文档摘录:
***
偶尔想顽皮一下,或者想吓唬人的时候,我会说,我出生在牢房,整个童年和少年时代,都在监狱度过。我全家都住监狱。
听着很危言耸听,其实稀松平常。当然也是事实。我平生第一个家,是个号子间,除了扩过一扇窗,没有改造过。一家几口在里头住了7年,直到搬进楼房——新居依然在监狱里头。
湖南省第三监狱。
三监狱始建于1951年,好大一个院子。院内又有院,是重犯所在,高墙电网,戒备森严。黑铁栅栏门,宽度特别合适做卡车最苛严的钻杆考试。门口白天有站岗,晚上有巡逻,皆是荷枪实弹、目光如尖刀。
作为院子主体的其他部分,质地就轻快多了。关轻犯的,是孤零零一溜儿监舍,百米开外,是孤零零一溜儿看守室。监舍是连体的两排房间,背靠背、彼此隔绝,每间房五六平米,方方正正,门比正常尺寸小一点,窗比正常尺度小很多(或许叫“透气孔”“望天孔”更合适)——没错,那就是我家。
看守室也是方方正正两排房子,每间八九平米,有正常尺寸的门和窗。房间面对面,中间走廊贯通。廊道常年暗黑幽深,远处透亮,很像隧洞,而且我小时候,长久地觉得那是一个能吸附和扭曲时间的魔性隧道。
监舍和看守室之外,散落著各类劳改车间和劳改土地,木工班、车工班、磨工班,专属女犯的有洗衣房、手工作坊式的厂房,女人们在里头做贝壳纽扣,踩缝纫机。还有小块农田,大块菜地,卫生院,锅炉房,洗澡堂,大食堂……生活生产的各项需要,一应俱全。不考虑行动自由的话,不失为理想的生活社区、世外桃源。
三监狱后来迁去了永州市零陵区,轻犯们关押和活动的区域空出来,就成了邵阳市水电汽修厂的地盘,厂区和家属区都在里面。而重犯关押区还保留了很长一段时间,那个院中之院静静地卧在厂区深处,像赴一场诡异而漫长的约会,终于等到了我的童年。
好端端一家小型国企,给安置在监狱里,这事儿跟工厂的历史有关,也跟一个江湖人称“崔爷”的南下老干部有关。
***
已知信息:
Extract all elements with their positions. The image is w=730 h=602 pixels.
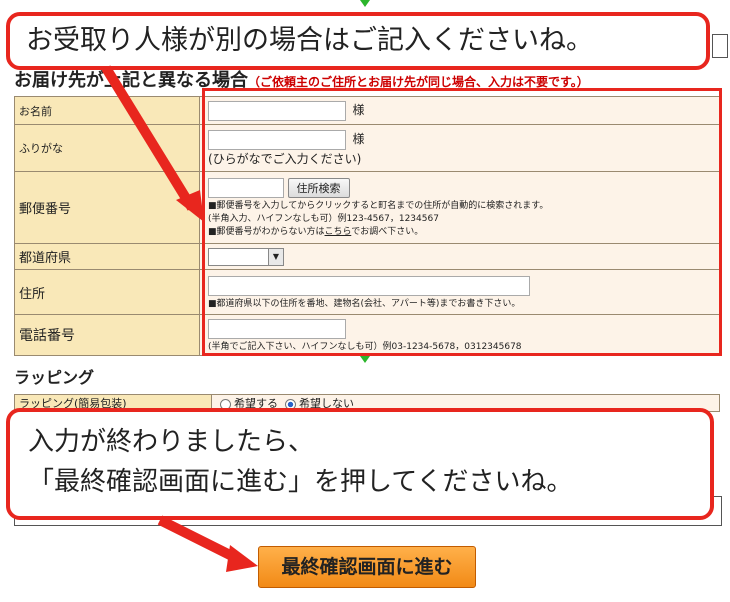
***
待办事项:
1. 请照原文抄录关于湖南省第三监狱的这段文字里的一部分,从“听着很危言耸听,其实稀松平常”开始,一直到“为理想的生活社区、世外桃源。”为止。
2. 关于湖南省第三监狱的这段文字停在哪里,就从哪里接着往下续写。

参考答案:
1.
听着很危言耸听,其实稀松平常。当然也是事实。我平生第一个家,是个号子间,除了扩过一扇窗,没有改造过。一家几口在里头住了7年,直到搬进楼房——新居依然在监狱里头。
湖南省第三监狱。
三监狱始建于1951年,好大一个院子。院内又有院,是重犯所在,高墙电网,戒备森严。黑铁栅栏门,宽度特别合适做卡车最苛严的钻杆考试。门口白天有站岗,晚上有巡逻,皆是荷枪实弹、目光如尖刀。
作为院子主体的其他部分,质地就轻快多了。关轻犯的,是孤零零一溜儿监舍,百米开外,是孤零零一溜儿看守室。监舍是连体的两排房间,背靠背、彼此隔绝,每间房五六平米,方方正正,门比正常尺寸小一点,窗比正常尺度小很多(或许叫“透气孔”“望天孔”更合适)——没错,那就是我家。
看守室也是方方正正两排房子,每间八九平米,有正常尺寸的门和窗。房间面对面,中间走廊贯通。廊道常年暗黑幽深,远处透亮,很像隧洞,而且我小时候,长久地觉得那是一个能吸附和扭曲时间的魔性隧道。
监舍和看守室之外,散落著各类劳改车间和劳改土地,木工班、车工班、磨工班,专属女犯的有洗衣房、手工作坊式的厂房,女人们在里头做贝壳纽扣,踩缝纫机。还有小块农田,大块菜地,卫生院,锅炉房,洗澡堂,大食堂……生活生产的各项需要,一应俱全。不考虑行动自由的话,不失为理想的生活社区、世外桃源。

2.
崔爷,河北邯郸大名府人,高个子,大嗓门,国字脸相貌堂堂,一辈子爱吃饺子爱种菜,恨资本主义恨日本。当年日本打到他家乡,日子过不下去,他小小年纪,要投锄头从戎,杀敌报仇,保家卫国。穷困人家的娃,又是兵荒马乱的,一时找不到正经“国军”,胡乱投了共产党。还好站对了队伍。
后来国共交战,他体内带着日本鬼子的弹片,一路南下,被组织安排留在了湖南。先在邵阳主政公安局,然后是湘黔铁路局部的总指挥。
湘黔铁路的建设,说起来都是泪。从贵州省会到湖南株洲,一路都在大山深谷里蜿蜒,刚穿出武陵山,便扎进苗岭,几百座桥,几百个洞,一会儿凌空飞车,一会儿钻涵洞隧道,几乎全程高能,是现实加长版的过山车,更兼暴雨山崩等闲事。这么一段路,钢铁火车跑一趟下来,都会累得大喘气,要让两条铁轨肩并肩,破岩钻山地长出九百公里的身段来,谈何容易!
早在20世纪30年代,“国民政府”就跟德国签约借钱,做了地形勘测,准备开工。日本一打过来,万事皆休。为防止被敌人利用,修成的两小段钢轨,还给紧急拆除了。建国后,工程重启。但架不住难度大,愣是搞不定。50年代、60年代,两次启动又两次熄火,直到70年代,展开军民联合大会战,才一举拿下。
整个湘黔铁路工程被分成一节一段,各个击破。在湖南怀化地区,与枝柳铁路(湖北枝城到广西柳州)相交的那部分工程建设,有个总指挥部,设在芷江,坐镇的就是崔爷。
大货车源源不断从芷江的“前线指挥站”出发,将各类物质送往铁路建设的最前线。一路山高路陡,险象环生。翻过雪峰山,就是邵阳界内。此时行程过半,正是车辆需要检修保养,司机需要放松神经歇口气的时候。
崔爷既然做过公安局的头儿,也就没惊扰其他部门,以公谋公,从自己辖内的三监狱,辟出半壁江山来,设立个机修连,相当于驿站,让司机和车都能打个尖,也兼作为分指挥站。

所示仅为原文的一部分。